(Figure data in JSON)
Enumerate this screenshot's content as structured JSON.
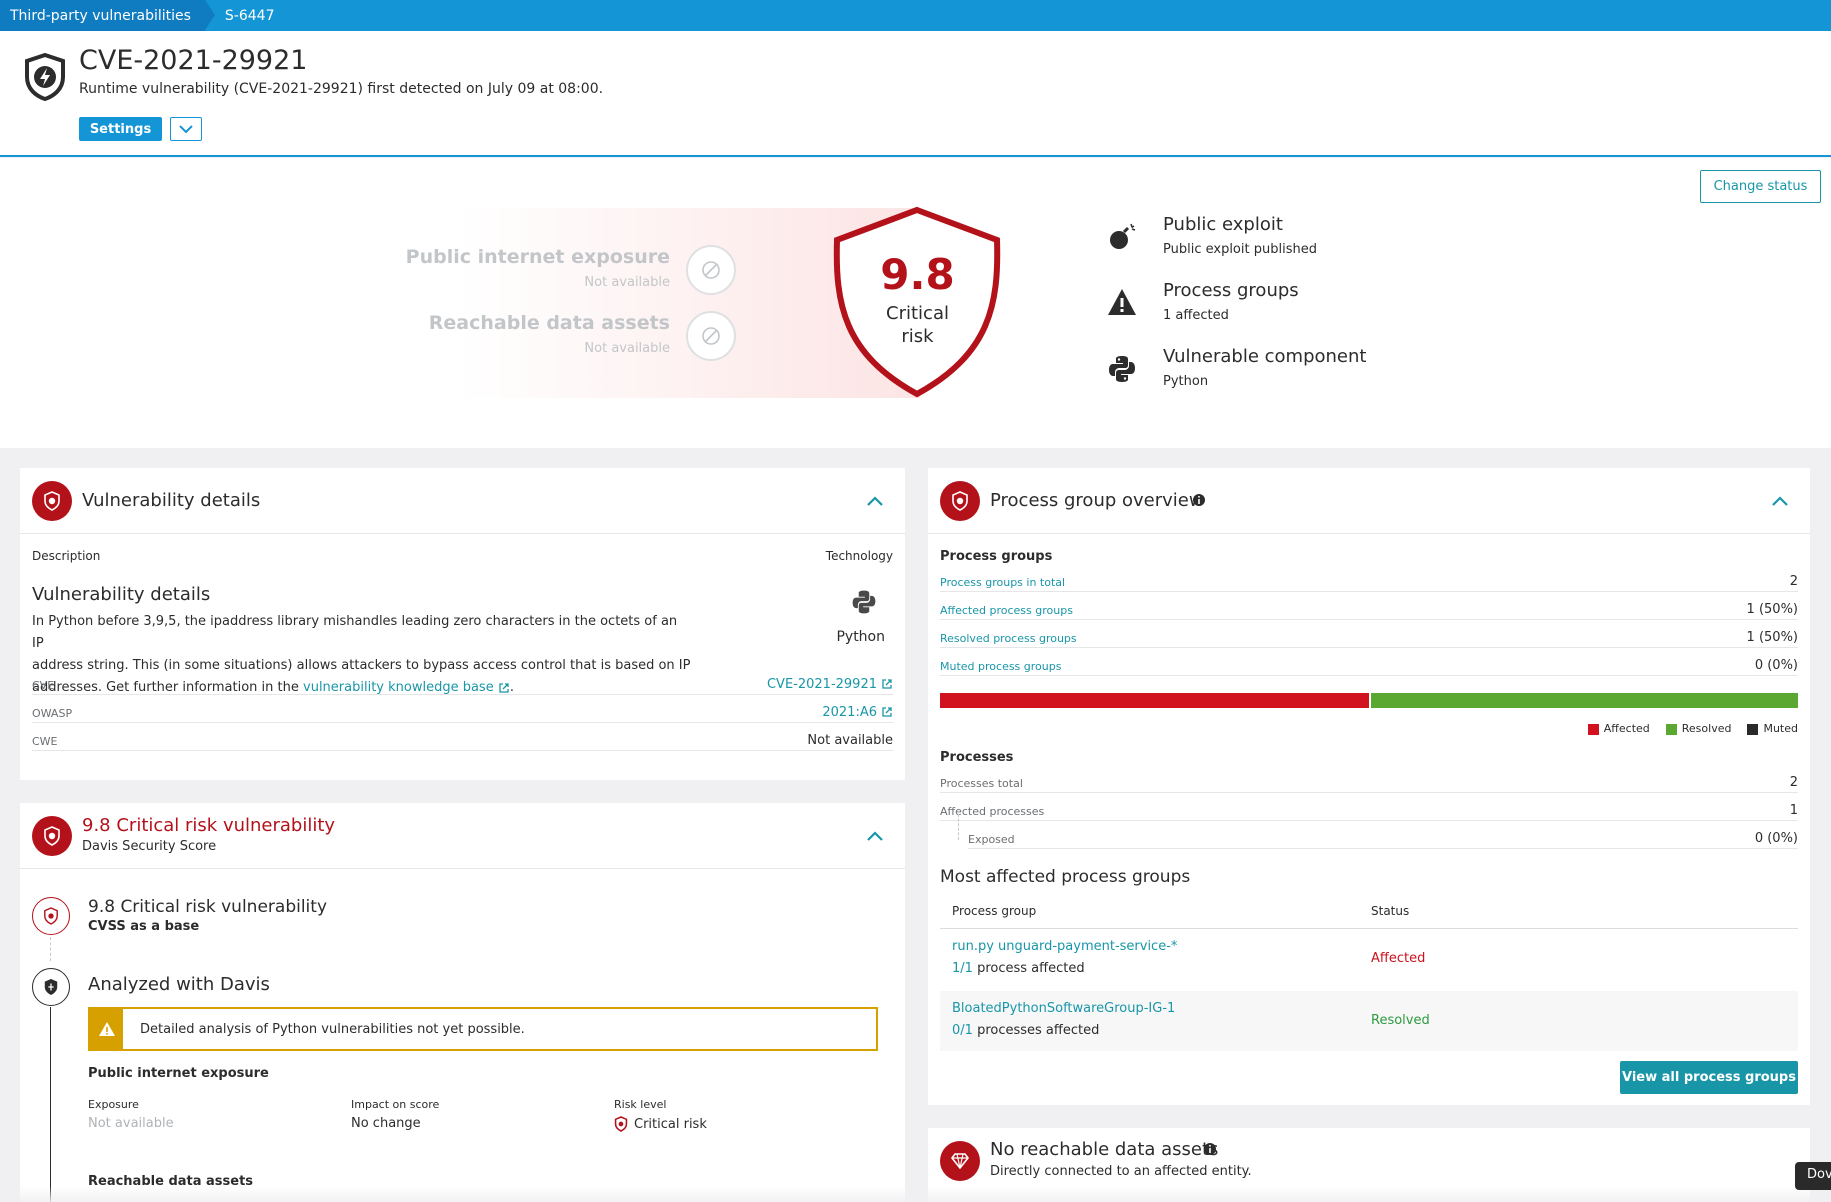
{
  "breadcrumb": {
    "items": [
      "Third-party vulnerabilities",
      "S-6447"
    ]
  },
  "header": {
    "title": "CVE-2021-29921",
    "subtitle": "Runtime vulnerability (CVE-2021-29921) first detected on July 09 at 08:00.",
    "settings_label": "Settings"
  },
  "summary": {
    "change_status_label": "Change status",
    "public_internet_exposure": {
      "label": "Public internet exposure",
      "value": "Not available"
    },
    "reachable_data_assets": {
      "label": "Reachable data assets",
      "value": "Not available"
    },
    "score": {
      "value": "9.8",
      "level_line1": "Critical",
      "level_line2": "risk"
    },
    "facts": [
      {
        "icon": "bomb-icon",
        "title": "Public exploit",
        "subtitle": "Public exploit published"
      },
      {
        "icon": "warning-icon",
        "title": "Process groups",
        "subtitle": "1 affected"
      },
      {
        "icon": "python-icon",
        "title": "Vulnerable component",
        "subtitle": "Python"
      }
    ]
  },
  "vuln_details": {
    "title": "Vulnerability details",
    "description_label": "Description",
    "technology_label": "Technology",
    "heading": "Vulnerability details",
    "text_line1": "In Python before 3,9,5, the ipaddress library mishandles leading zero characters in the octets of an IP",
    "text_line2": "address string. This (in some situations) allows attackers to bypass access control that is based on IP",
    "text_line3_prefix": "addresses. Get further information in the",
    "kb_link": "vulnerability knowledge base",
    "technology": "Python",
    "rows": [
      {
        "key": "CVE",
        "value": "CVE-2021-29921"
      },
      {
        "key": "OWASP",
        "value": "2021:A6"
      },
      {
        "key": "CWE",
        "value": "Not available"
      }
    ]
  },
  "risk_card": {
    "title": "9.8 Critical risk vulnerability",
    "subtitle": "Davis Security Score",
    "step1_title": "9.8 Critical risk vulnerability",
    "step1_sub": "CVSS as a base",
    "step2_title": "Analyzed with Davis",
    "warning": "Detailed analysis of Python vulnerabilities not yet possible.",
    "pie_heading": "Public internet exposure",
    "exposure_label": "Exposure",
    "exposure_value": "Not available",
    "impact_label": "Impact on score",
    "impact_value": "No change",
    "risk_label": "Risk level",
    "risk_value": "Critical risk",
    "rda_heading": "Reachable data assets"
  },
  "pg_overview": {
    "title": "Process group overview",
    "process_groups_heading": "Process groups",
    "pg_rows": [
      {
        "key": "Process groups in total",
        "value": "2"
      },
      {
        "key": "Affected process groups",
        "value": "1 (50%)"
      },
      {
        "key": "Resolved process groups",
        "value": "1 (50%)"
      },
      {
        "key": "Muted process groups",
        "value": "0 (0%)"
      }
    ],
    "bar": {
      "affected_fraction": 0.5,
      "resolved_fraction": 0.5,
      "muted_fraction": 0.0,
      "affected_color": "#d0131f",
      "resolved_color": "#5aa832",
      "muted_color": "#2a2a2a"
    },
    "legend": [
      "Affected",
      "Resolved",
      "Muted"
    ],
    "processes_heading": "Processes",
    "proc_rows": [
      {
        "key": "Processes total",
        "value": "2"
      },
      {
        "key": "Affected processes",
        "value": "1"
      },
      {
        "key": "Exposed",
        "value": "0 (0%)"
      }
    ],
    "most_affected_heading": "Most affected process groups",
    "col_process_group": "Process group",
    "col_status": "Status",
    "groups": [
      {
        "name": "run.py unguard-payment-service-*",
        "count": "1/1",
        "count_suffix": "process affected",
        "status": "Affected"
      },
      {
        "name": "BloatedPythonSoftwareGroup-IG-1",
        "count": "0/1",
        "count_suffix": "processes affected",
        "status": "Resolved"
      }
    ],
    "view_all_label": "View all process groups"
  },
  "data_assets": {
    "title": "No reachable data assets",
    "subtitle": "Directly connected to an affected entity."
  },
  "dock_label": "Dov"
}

- **Short task**
Go through the entries above and output them exactly, without pictures.

- **Answer in full**
Enumerate this screenshot's content as structured JSON.
{
  "breadcrumb": {
    "items": [
      "Third-party vulnerabilities",
      "S-6447"
    ]
  },
  "header": {
    "title": "CVE-2021-29921",
    "subtitle": "Runtime vulnerability (CVE-2021-29921) first detected on July 09 at 08:00.",
    "settings_label": "Settings"
  },
  "summary": {
    "change_status_label": "Change status",
    "public_internet_exposure": {
      "label": "Public internet exposure",
      "value": "Not available"
    },
    "reachable_data_assets": {
      "label": "Reachable data assets",
      "value": "Not available"
    },
    "score": {
      "value": "9.8",
      "level_line1": "Critical",
      "level_line2": "risk"
    },
    "facts": [
      {
        "icon": "bomb-icon",
        "title": "Public exploit",
        "subtitle": "Public exploit published"
      },
      {
        "icon": "warning-icon",
        "title": "Process groups",
        "subtitle": "1 affected"
      },
      {
        "icon": "python-icon",
        "title": "Vulnerable component",
        "subtitle": "Python"
      }
    ]
  },
  "vuln_details": {
    "title": "Vulnerability details",
    "description_label": "Description",
    "technology_label": "Technology",
    "heading": "Vulnerability details",
    "text_line1": "In Python before 3,9,5, the ipaddress library mishandles leading zero characters in the octets of an IP",
    "text_line2": "address string. This (in some situations) allows attackers to bypass access control that is based on IP",
    "text_line3_prefix": "addresses. Get further information in the",
    "kb_link": "vulnerability knowledge base",
    "technology": "Python",
    "rows": [
      {
        "key": "CVE",
        "value": "CVE-2021-29921"
      },
      {
        "key": "OWASP",
        "value": "2021:A6"
      },
      {
        "key": "CWE",
        "value": "Not available"
      }
    ]
  },
  "risk_card": {
    "title": "9.8 Critical risk vulnerability",
    "subtitle": "Davis Security Score",
    "step1_title": "9.8 Critical risk vulnerability",
    "step1_sub": "CVSS as a base",
    "step2_title": "Analyzed with Davis",
    "warning": "Detailed analysis of Python vulnerabilities not yet possible.",
    "pie_heading": "Public internet exposure",
    "exposure_label": "Exposure",
    "exposure_value": "Not available",
    "impact_label": "Impact on score",
    "impact_value": "No change",
    "risk_label": "Risk level",
    "risk_value": "Critical risk",
    "rda_heading": "Reachable data assets"
  },
  "pg_overview": {
    "title": "Process group overview",
    "process_groups_heading": "Process groups",
    "pg_rows": [
      {
        "key": "Process groups in total",
        "value": "2"
      },
      {
        "key": "Affected process groups",
        "value": "1 (50%)"
      },
      {
        "key": "Resolved process groups",
        "value": "1 (50%)"
      },
      {
        "key": "Muted process groups",
        "value": "0 (0%)"
      }
    ],
    "bar": {
      "affected_fraction": 0.5,
      "resolved_fraction": 0.5,
      "muted_fraction": 0.0,
      "affected_color": "#d0131f",
      "resolved_color": "#5aa832",
      "muted_color": "#2a2a2a"
    },
    "legend": [
      "Affected",
      "Resolved",
      "Muted"
    ],
    "processes_heading": "Processes",
    "proc_rows": [
      {
        "key": "Processes total",
        "value": "2"
      },
      {
        "key": "Affected processes",
        "value": "1"
      },
      {
        "key": "Exposed",
        "value": "0 (0%)"
      }
    ],
    "most_affected_heading": "Most affected process groups",
    "col_process_group": "Process group",
    "col_status": "Status",
    "groups": [
      {
        "name": "run.py unguard-payment-service-*",
        "count": "1/1",
        "count_suffix": "process affected",
        "status": "Affected"
      },
      {
        "name": "BloatedPythonSoftwareGroup-IG-1",
        "count": "0/1",
        "count_suffix": "processes affected",
        "status": "Resolved"
      }
    ],
    "view_all_label": "View all process groups"
  },
  "data_assets": {
    "title": "No reachable data assets",
    "subtitle": "Directly connected to an affected entity."
  },
  "dock_label": "Dov"
}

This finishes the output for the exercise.